Task -
Copy out the data below verbatim.

• • • • • • •

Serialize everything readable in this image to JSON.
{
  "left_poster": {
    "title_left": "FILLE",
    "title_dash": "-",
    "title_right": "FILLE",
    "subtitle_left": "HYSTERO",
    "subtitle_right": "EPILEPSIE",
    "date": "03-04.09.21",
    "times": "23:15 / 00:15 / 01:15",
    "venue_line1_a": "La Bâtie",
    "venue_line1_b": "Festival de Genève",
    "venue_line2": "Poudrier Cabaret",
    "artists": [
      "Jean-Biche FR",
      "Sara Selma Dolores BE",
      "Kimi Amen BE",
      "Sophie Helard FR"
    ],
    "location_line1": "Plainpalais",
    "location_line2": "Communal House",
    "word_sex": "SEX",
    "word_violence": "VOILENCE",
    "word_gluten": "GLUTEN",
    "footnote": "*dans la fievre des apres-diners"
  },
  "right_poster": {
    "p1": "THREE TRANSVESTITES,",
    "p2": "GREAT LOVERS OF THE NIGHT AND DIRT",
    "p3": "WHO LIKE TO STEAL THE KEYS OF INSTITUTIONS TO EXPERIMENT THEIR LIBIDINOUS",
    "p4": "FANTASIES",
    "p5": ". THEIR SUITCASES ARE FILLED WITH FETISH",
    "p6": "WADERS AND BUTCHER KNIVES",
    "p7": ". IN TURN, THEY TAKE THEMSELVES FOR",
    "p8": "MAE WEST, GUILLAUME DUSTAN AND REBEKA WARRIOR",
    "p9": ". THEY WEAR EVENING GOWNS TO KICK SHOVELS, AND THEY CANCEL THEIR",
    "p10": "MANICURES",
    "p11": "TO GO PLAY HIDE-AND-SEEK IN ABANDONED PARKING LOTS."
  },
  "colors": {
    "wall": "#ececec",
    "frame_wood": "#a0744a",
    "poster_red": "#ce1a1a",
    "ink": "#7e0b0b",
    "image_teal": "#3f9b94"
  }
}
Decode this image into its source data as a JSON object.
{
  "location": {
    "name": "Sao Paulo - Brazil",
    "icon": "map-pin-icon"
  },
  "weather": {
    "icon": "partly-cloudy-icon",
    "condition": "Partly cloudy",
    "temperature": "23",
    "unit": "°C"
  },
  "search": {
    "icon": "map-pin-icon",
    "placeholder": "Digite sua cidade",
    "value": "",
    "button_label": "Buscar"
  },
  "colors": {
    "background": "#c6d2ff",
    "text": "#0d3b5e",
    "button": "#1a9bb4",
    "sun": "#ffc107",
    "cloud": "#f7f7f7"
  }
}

• • • • • • •

Answer to the exercise -
Serialize everything readable in this image to JSON.
{
  "left_poster": {
    "title_left": "FILLE",
    "title_dash": "-",
    "title_right": "FILLE",
    "subtitle_left": "HYSTERO",
    "subtitle_right": "EPILEPSIE",
    "date": "03-04.09.21",
    "times": "23:15 / 00:15 / 01:15",
    "venue_line1_a": "La Bâtie",
    "venue_line1_b": "Festival de Genève",
    "venue_line2": "Poudrier Cabaret",
    "artists": [
      "Jean-Biche FR",
      "Sara Selma Dolores BE",
      "Kimi Amen BE",
      "Sophie Helard FR"
    ],
    "location_line1": "Plainpalais",
    "location_line2": "Communal House",
    "word_sex": "SEX",
    "word_violence": "VOILENCE",
    "word_gluten": "GLUTEN",
    "footnote": "*dans la fievre des apres-diners"
  },
  "right_poster": {
    "p1": "THREE TRANSVESTITES,",
    "p2": "GREAT LOVERS OF THE NIGHT AND DIRT",
    "p3": "WHO LIKE TO STEAL THE KEYS OF INSTITUTIONS TO EXPERIMENT THEIR LIBIDINOUS",
    "p4": "FANTASIES",
    "p5": ". THEIR SUITCASES ARE FILLED WITH FETISH",
    "p6": "WADERS AND BUTCHER KNIVES",
    "p7": ". IN TURN, THEY TAKE THEMSELVES FOR",
    "p8": "MAE WEST, GUILLAUME DUSTAN AND REBEKA WARRIOR",
    "p9": ". THEY WEAR EVENING GOWNS TO KICK SHOVELS, AND THEY CANCEL THEIR",
    "p10": "MANICURES",
    "p11": "TO GO PLAY HIDE-AND-SEEK IN ABANDONED PARKING LOTS."
  },
  "colors": {
    "wall": "#ececec",
    "frame_wood": "#a0744a",
    "poster_red": "#ce1a1a",
    "ink": "#7e0b0b",
    "image_teal": "#3f9b94"
  }
}
Decode this image into its source data as a JSON object.
{
  "location": {
    "name": "Sao Paulo - Brazil",
    "icon": "map-pin-icon"
  },
  "weather": {
    "icon": "partly-cloudy-icon",
    "condition": "Partly cloudy",
    "temperature": "23",
    "unit": "°C"
  },
  "search": {
    "icon": "map-pin-icon",
    "placeholder": "Digite sua cidade",
    "value": "",
    "button_label": "Buscar"
  },
  "colors": {
    "background": "#c6d2ff",
    "text": "#0d3b5e",
    "button": "#1a9bb4",
    "sun": "#ffc107",
    "cloud": "#f7f7f7"
  }
}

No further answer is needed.